[Dataset entries]
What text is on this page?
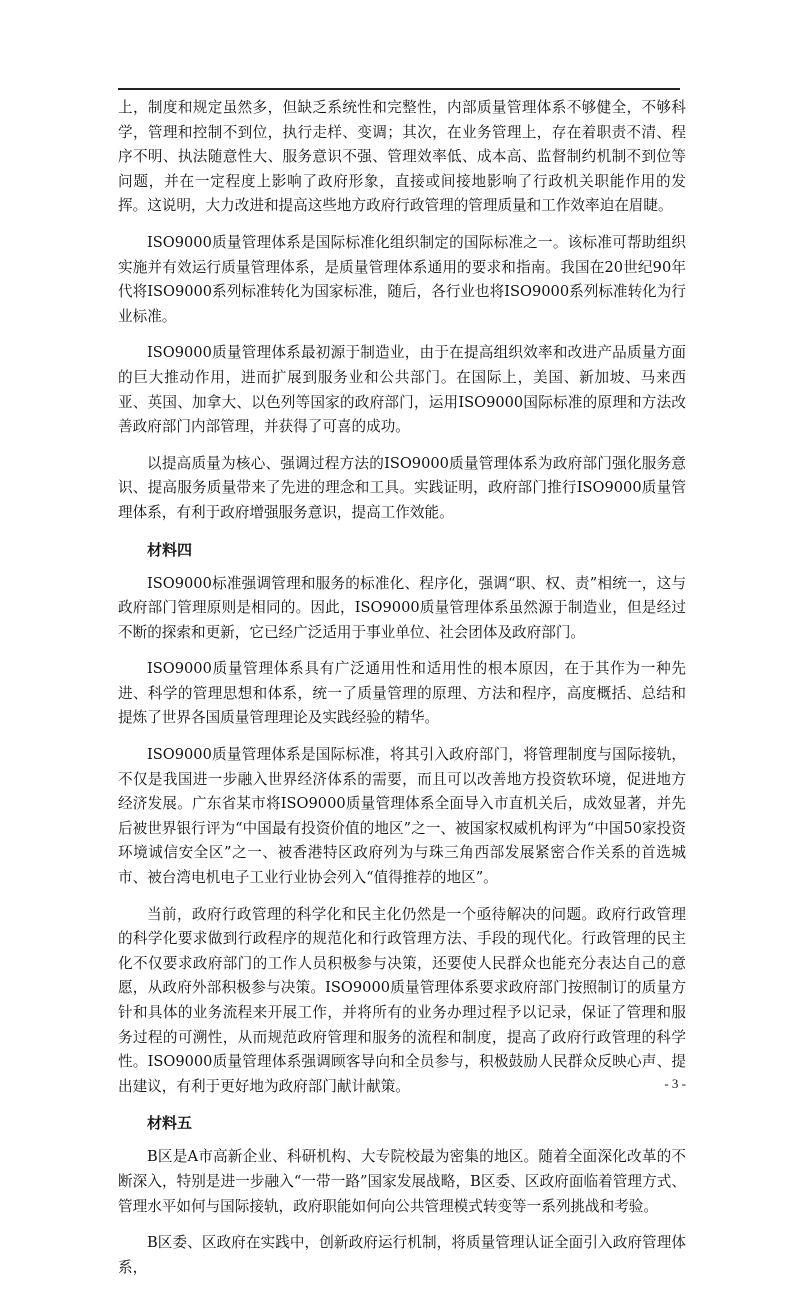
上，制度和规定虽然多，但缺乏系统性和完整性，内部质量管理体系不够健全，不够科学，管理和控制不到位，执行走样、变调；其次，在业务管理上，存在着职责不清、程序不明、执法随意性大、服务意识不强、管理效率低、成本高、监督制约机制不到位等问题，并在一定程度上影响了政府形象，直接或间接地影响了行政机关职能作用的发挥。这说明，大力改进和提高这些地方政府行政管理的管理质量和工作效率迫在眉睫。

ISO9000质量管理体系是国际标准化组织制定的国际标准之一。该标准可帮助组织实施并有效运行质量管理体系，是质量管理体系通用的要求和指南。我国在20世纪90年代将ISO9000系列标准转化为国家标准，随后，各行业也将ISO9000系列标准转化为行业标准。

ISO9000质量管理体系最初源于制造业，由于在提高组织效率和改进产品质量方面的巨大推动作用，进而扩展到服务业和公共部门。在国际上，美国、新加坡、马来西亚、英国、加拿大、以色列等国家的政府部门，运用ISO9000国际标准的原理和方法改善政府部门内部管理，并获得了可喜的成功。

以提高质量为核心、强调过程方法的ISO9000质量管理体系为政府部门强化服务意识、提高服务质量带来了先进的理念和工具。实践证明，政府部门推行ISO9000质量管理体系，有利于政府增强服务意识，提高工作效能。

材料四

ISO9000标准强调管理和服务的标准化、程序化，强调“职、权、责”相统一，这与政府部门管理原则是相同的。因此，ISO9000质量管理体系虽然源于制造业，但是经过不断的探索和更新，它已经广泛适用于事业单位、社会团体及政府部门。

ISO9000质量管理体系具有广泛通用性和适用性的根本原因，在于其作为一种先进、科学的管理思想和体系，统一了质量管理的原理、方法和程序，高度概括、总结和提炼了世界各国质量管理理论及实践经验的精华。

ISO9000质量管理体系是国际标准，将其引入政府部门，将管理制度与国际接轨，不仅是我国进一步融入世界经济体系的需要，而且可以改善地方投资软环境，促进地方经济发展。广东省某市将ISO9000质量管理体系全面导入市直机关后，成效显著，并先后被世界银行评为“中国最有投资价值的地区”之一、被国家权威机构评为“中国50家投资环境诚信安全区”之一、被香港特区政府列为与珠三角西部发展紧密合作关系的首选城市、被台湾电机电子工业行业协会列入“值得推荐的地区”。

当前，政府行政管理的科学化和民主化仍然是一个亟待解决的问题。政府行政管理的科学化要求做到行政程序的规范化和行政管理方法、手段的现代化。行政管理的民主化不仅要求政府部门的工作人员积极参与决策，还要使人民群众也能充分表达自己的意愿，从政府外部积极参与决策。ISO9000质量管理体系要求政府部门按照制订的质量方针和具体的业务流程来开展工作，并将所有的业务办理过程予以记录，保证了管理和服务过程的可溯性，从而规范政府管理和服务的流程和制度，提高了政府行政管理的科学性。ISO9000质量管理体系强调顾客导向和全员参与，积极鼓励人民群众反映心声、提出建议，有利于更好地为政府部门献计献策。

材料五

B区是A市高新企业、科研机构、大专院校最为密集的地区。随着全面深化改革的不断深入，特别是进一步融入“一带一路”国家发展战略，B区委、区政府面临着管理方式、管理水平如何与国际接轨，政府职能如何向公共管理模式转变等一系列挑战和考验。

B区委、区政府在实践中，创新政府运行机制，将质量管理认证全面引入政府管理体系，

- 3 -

---

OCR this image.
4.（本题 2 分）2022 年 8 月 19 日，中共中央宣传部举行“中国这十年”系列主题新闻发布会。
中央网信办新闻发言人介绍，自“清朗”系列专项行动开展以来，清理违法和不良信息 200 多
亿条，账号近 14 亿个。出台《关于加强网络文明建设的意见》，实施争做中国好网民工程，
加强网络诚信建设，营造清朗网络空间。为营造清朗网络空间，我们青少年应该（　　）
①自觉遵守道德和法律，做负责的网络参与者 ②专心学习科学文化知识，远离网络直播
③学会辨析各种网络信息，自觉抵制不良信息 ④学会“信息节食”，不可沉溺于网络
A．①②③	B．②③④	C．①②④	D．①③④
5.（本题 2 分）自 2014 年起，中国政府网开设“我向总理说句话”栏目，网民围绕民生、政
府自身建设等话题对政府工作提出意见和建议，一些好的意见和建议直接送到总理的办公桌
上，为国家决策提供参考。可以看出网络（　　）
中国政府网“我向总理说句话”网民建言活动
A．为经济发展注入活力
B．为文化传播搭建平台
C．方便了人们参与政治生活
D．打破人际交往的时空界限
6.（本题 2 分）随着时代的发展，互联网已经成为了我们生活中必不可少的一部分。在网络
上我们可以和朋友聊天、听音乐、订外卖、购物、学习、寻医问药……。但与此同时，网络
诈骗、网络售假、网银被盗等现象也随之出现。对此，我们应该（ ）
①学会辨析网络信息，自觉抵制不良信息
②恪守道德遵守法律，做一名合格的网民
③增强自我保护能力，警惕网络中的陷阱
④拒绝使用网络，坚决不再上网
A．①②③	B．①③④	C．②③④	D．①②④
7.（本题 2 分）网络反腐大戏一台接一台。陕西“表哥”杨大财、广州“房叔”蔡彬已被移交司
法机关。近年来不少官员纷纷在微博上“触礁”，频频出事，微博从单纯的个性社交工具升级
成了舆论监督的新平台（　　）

...

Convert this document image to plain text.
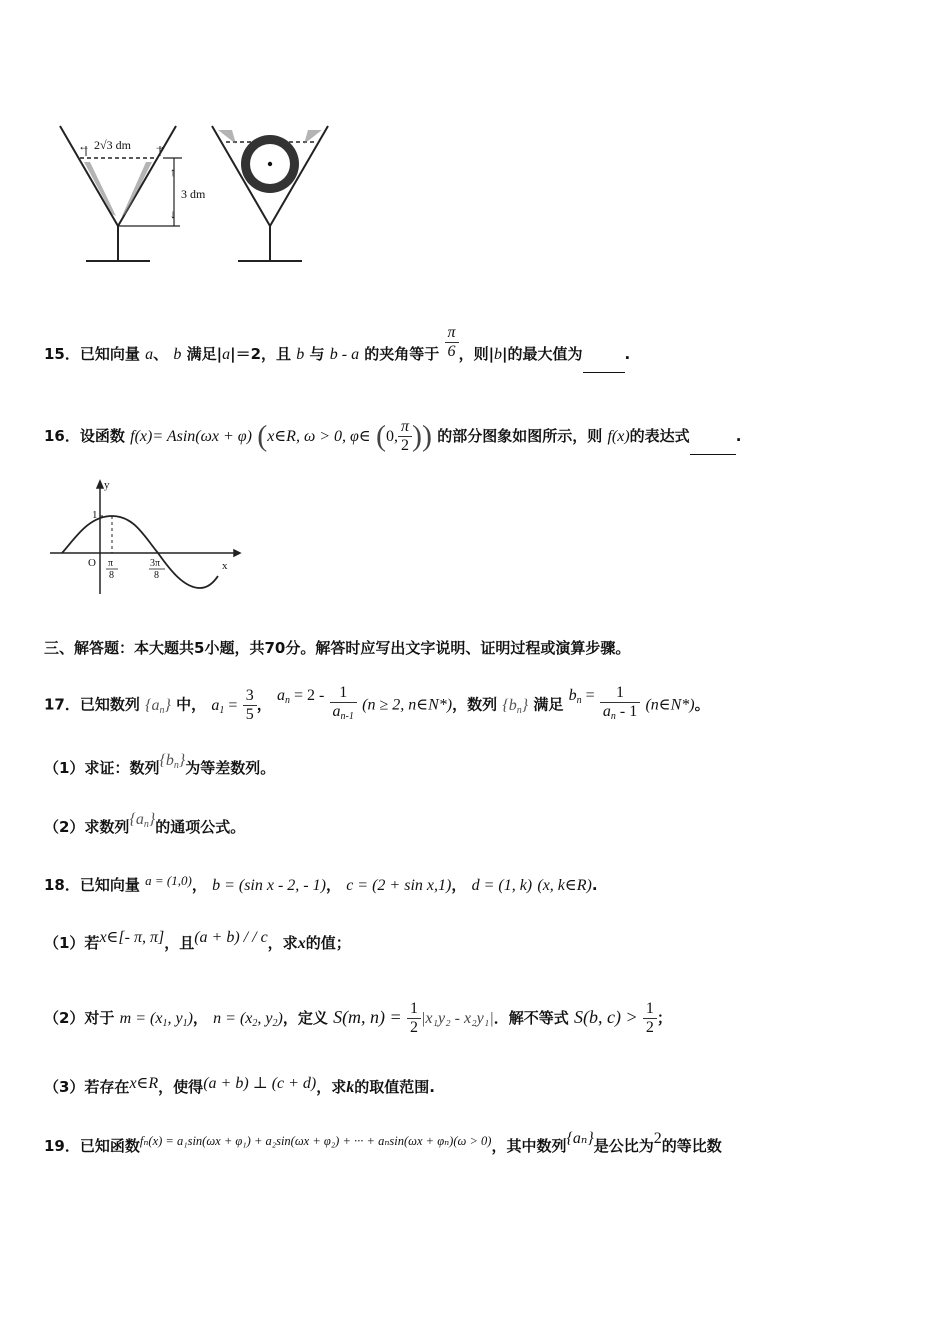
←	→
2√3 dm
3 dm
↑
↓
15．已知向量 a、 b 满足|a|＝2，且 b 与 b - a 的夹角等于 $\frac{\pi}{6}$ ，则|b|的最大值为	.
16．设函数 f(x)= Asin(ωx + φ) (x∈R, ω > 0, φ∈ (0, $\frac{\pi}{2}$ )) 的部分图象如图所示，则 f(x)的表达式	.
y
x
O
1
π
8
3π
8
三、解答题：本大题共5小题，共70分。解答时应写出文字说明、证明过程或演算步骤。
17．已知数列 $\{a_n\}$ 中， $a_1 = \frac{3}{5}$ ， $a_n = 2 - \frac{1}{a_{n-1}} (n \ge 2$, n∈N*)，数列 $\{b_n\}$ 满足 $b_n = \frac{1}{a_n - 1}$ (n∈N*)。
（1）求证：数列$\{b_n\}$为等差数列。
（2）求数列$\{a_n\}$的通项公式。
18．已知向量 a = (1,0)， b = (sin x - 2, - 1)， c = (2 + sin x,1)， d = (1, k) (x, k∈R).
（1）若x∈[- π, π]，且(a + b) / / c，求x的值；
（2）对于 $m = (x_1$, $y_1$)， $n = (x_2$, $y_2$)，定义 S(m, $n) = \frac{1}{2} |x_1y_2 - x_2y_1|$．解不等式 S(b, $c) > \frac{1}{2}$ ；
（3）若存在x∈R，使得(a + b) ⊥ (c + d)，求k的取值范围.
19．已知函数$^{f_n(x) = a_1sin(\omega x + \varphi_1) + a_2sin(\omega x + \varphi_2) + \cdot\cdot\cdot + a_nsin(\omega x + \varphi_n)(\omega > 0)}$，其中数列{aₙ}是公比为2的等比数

*EXERCISE DETAILS:* Select, from the listing, all lines that include the word "自觉抵制不良信息".

*SOLUTION TO THE EXERCISE:*
③学会辨析各种网络信息，自觉抵制不良信息 ④学会“信息节食”，不可沉溺于网络
①学会辨析网络信息，自觉抵制不良信息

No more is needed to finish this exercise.